----- EXTRACTED RECORDS

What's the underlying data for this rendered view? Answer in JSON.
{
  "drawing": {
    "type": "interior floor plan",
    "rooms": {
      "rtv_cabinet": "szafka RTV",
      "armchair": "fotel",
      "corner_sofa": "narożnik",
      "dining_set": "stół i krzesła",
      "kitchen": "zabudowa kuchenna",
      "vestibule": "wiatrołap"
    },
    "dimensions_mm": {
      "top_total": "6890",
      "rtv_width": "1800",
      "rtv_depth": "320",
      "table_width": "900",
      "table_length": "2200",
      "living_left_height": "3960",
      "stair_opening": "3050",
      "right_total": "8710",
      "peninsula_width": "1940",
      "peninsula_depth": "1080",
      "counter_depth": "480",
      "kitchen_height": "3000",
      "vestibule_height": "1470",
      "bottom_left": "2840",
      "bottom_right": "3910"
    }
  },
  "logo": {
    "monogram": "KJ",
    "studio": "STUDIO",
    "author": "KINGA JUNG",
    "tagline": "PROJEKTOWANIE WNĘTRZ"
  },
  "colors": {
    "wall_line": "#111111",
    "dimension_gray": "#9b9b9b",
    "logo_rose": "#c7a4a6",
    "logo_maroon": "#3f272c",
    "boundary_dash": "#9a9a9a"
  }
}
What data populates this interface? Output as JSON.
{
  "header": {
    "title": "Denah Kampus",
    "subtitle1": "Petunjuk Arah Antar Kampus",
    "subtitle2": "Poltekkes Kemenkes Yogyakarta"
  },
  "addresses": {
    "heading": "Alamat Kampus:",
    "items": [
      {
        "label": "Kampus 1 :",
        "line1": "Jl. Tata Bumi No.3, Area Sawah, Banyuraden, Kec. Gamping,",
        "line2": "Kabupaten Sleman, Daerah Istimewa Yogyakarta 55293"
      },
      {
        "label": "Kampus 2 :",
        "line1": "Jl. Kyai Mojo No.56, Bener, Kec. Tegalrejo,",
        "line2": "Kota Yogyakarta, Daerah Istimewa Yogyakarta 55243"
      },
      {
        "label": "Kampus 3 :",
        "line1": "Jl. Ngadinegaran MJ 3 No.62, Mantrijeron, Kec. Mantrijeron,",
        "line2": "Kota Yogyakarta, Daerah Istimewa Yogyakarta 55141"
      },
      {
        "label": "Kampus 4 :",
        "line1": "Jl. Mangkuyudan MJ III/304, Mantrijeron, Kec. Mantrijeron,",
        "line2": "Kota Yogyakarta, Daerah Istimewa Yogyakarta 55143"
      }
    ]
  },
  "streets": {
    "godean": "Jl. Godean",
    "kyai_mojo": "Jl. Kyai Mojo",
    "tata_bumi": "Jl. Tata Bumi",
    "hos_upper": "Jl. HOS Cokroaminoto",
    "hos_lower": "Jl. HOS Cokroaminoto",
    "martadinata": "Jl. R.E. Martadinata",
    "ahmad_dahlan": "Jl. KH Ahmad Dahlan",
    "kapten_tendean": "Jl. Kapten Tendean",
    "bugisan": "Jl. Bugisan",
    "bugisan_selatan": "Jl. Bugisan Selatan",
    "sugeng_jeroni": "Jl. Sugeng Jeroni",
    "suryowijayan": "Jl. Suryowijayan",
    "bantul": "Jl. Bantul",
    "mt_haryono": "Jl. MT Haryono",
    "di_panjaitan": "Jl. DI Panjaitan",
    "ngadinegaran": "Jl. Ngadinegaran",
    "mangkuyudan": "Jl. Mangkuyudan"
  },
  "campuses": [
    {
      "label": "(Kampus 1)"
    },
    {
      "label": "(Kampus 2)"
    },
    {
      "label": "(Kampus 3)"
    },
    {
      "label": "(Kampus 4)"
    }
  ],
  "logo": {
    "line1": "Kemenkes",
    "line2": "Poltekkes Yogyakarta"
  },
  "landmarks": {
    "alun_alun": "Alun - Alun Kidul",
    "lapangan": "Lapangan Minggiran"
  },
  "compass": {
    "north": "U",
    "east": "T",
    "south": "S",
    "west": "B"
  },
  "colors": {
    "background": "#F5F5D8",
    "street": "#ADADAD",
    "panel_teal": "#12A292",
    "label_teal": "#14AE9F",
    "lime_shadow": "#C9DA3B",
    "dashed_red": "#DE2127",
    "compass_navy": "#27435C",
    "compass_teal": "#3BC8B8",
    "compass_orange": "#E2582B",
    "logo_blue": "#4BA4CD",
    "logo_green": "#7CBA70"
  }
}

----------

### WHAT YOU NEED TO DO:
Locate each line with the word "Yogyakarta" and copy it.

### WORKED ANSWER:
    "subtitle2": "Poltekkes Kemenkes Yogyakarta"
        "line2": "Kabupaten Sleman, Daerah Istimewa Yogyakarta 55293"
        "line2": "Kota Yogyakarta, Daerah Istimewa Yogyakarta 55243"
        "line2": "Kota Yogyakarta, Daerah Istimewa Yogyakarta 55141"
        "line2": "Kota Yogyakarta, Daerah Istimewa Yogyakarta 55143"
    "line2": "Poltekkes Yogyakarta"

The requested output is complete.